Collect all lines below with the string "structured".

########################################

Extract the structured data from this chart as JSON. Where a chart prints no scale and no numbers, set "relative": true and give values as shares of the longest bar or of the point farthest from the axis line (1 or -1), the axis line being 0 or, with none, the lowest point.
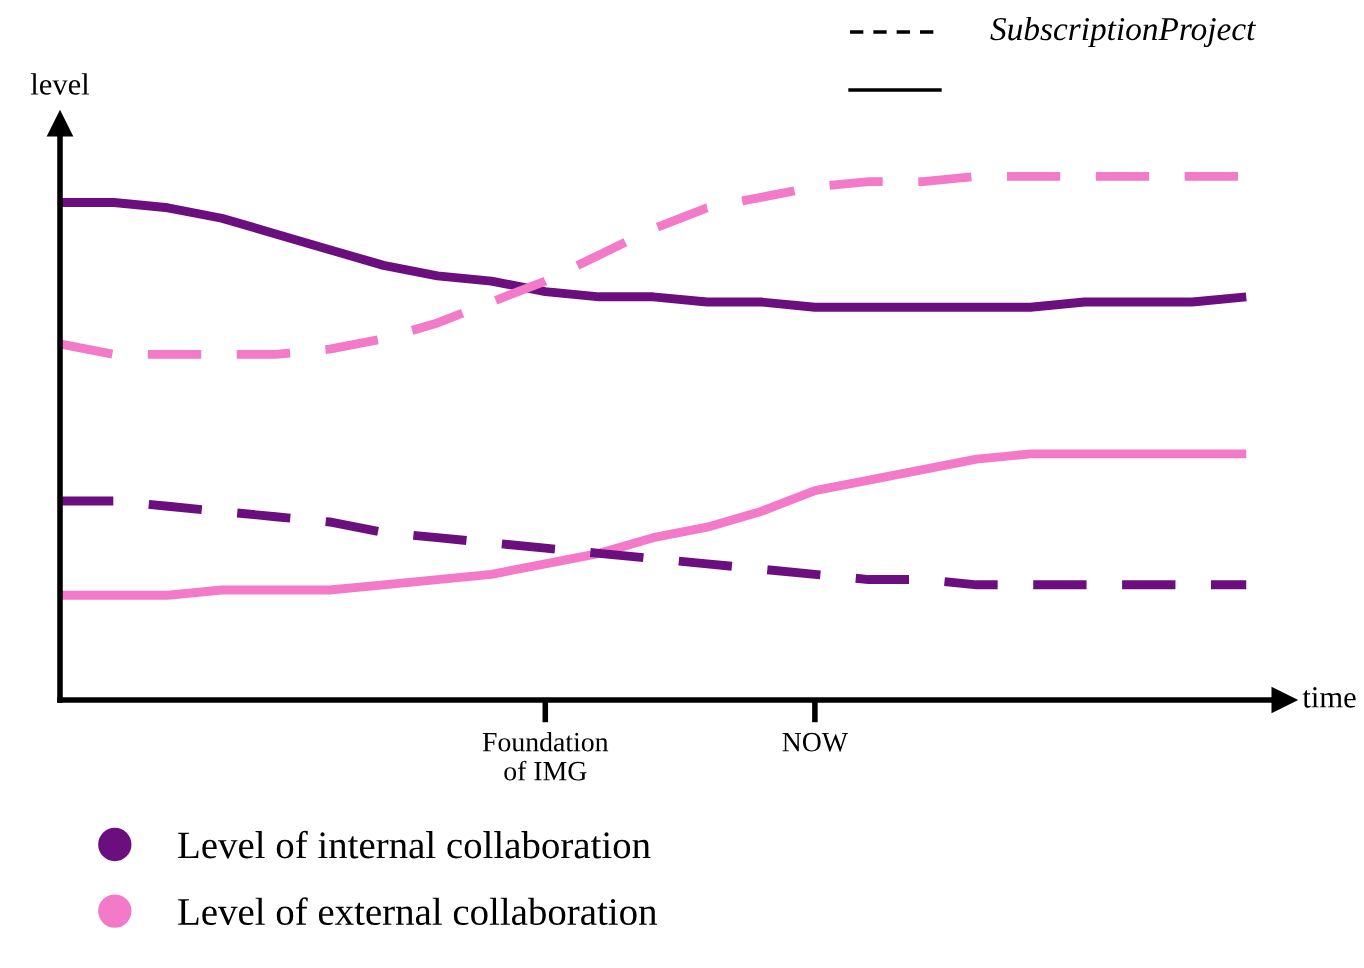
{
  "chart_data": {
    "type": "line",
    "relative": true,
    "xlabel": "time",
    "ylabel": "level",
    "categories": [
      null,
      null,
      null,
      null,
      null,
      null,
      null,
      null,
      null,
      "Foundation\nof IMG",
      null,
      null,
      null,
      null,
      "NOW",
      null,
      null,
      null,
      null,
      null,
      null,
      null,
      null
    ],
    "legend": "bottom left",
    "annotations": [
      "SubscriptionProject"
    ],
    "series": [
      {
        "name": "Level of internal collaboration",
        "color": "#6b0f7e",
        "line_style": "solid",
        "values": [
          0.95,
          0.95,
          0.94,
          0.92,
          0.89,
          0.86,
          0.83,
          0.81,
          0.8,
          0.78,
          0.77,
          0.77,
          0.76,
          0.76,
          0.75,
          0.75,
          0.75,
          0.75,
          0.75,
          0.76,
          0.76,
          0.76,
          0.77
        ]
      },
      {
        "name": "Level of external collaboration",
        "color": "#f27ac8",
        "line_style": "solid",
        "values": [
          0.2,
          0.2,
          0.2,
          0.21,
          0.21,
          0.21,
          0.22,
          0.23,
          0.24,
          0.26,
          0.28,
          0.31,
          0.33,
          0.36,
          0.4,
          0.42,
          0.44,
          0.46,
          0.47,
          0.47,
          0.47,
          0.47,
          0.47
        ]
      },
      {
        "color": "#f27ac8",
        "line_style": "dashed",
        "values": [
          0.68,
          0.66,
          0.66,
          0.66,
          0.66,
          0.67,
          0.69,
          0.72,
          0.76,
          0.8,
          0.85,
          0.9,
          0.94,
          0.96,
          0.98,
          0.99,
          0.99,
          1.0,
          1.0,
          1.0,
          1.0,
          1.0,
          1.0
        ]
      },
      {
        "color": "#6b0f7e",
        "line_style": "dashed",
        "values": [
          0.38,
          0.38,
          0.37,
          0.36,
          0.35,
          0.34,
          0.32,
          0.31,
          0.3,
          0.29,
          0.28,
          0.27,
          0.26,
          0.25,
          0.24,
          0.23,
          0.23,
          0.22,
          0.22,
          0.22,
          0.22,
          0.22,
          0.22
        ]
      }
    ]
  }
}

########################################

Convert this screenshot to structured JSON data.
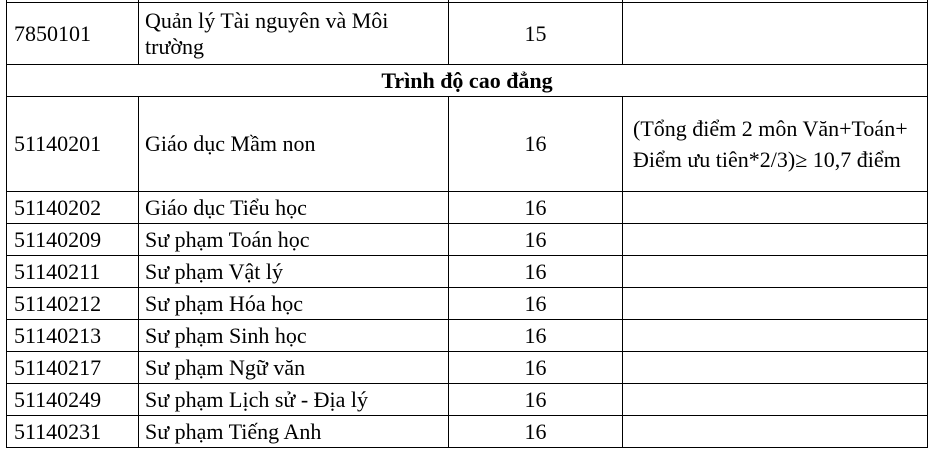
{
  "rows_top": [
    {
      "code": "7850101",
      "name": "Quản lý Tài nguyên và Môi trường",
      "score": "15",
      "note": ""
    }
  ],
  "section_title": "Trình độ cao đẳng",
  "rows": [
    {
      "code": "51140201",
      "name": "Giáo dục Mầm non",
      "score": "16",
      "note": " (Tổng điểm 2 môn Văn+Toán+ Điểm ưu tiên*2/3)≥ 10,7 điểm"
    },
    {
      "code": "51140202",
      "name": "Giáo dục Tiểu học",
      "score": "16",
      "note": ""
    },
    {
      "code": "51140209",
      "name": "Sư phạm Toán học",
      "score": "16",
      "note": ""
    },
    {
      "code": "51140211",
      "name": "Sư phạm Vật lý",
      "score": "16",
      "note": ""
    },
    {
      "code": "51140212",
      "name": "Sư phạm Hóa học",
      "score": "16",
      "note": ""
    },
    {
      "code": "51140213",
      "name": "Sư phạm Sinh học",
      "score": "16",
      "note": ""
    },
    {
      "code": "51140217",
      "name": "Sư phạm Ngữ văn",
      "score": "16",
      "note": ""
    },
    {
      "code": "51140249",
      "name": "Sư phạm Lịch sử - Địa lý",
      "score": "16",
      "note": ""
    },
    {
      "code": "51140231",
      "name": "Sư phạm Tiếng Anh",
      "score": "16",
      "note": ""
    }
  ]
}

########################################

Exercise response:
Extract the structured data from this chart as JSON. Where a chart prints no scale and no numbers, set "relative": true and give values as shares of the longest bar or of the point farthest from the axis line (1 or -1), the axis line being 0 or, with none, the lowest point.
Convert this screenshot to structured JSON data.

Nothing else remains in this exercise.